─── LISTING ───
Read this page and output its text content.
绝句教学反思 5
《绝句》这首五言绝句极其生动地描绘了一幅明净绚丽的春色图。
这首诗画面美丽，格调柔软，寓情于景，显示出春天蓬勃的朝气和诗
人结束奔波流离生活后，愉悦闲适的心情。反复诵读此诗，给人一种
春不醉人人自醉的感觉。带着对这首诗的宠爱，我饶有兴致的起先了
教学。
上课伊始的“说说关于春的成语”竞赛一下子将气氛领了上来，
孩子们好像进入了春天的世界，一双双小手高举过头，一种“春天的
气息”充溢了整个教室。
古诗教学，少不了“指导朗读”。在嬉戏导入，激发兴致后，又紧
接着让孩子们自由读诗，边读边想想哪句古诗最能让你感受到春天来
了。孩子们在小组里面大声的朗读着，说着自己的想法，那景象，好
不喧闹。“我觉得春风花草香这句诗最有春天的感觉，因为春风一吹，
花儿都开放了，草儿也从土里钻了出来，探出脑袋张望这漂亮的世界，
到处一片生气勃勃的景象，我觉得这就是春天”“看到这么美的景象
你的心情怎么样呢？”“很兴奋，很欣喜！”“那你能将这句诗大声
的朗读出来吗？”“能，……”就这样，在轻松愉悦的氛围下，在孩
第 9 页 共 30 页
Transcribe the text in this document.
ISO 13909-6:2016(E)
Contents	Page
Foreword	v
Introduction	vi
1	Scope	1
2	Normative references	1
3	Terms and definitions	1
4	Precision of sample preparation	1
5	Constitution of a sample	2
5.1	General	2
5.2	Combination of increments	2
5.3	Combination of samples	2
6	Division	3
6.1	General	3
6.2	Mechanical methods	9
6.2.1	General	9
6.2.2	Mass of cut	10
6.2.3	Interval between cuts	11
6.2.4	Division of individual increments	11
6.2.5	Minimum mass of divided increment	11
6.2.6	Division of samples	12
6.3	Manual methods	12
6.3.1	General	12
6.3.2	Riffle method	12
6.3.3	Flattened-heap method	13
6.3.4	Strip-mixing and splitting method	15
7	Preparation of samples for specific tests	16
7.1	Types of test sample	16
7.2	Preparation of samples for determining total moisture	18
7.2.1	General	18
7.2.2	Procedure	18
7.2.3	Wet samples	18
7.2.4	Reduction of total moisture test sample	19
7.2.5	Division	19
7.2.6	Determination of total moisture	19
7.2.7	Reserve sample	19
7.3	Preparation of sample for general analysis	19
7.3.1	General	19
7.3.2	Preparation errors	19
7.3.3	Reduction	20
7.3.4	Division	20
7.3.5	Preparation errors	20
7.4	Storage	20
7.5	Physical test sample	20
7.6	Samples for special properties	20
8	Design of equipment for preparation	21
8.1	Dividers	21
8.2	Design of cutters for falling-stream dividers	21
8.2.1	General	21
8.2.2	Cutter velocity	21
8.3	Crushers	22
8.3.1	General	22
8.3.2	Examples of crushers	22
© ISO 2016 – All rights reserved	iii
───
▶ _GIVEN INSTRUCTION_: Nothing should be left out: return all of the records exactly.

▶ _ANSWER FOR THIS EXERCISE_:
Read this page and output its text content.
绝句教学反思 5
《绝句》这首五言绝句极其生动地描绘了一幅明净绚丽的春色图。
这首诗画面美丽，格调柔软，寓情于景，显示出春天蓬勃的朝气和诗
人结束奔波流离生活后，愉悦闲适的心情。反复诵读此诗，给人一种
春不醉人人自醉的感觉。带着对这首诗的宠爱，我饶有兴致的起先了
教学。
上课伊始的“说说关于春的成语”竞赛一下子将气氛领了上来，
孩子们好像进入了春天的世界，一双双小手高举过头，一种“春天的
气息”充溢了整个教室。
古诗教学，少不了“指导朗读”。在嬉戏导入，激发兴致后，又紧
接着让孩子们自由读诗，边读边想想哪句古诗最能让你感受到春天来
了。孩子们在小组里面大声的朗读着，说着自己的想法，那景象，好
不喧闹。“我觉得春风花草香这句诗最有春天的感觉，因为春风一吹，
花儿都开放了，草儿也从土里钻了出来，探出脑袋张望这漂亮的世界，
到处一片生气勃勃的景象，我觉得这就是春天”“看到这么美的景象
你的心情怎么样呢？”“很兴奋，很欣喜！”“那你能将这句诗大声
的朗读出来吗？”“能，……”就这样，在轻松愉悦的氛围下，在孩
第 9 页 共 30 页
Transcribe the text in this document.
ISO 13909-6:2016(E)
Contents	Page
Foreword	v
Introduction	vi
1	Scope	1
2	Normative references	1
3	Terms and definitions	1
4	Precision of sample preparation	1
5	Constitution of a sample	2
5.1	General	2
5.2	Combination of increments	2
5.3	Combination of samples	2
6	Division	3
6.1	General	3
6.2	Mechanical methods	9
6.2.1	General	9
6.2.2	Mass of cut	10
6.2.3	Interval between cuts	11
6.2.4	Division of individual increments	11
6.2.5	Minimum mass of divided increment	11
6.2.6	Division of samples	12
6.3	Manual methods	12
6.3.1	General	12
6.3.2	Riffle method	12
6.3.3	Flattened-heap method	13
6.3.4	Strip-mixing and splitting method	15
7	Preparation of samples for specific tests	16
7.1	Types of test sample	16
7.2	Preparation of samples for determining total moisture	18
7.2.1	General	18
7.2.2	Procedure	18
7.2.3	Wet samples	18
7.2.4	Reduction of total moisture test sample	19
7.2.5	Division	19
7.2.6	Determination of total moisture	19
7.2.7	Reserve sample	19
7.3	Preparation of sample for general analysis	19
7.3.1	General	19
7.3.2	Preparation errors	19
7.3.3	Reduction	20
7.3.4	Division	20
7.3.5	Preparation errors	20
7.4	Storage	20
7.5	Physical test sample	20
7.6	Samples for special properties	20
8	Design of equipment for preparation	21
8.1	Dividers	21
8.2	Design of cutters for falling-stream dividers	21
8.2.1	General	21
8.2.2	Cutter velocity	21
8.3	Crushers	22
8.3.1	General	22
8.3.2	Examples of crushers	22
© ISO 2016 – All rights reserved	iii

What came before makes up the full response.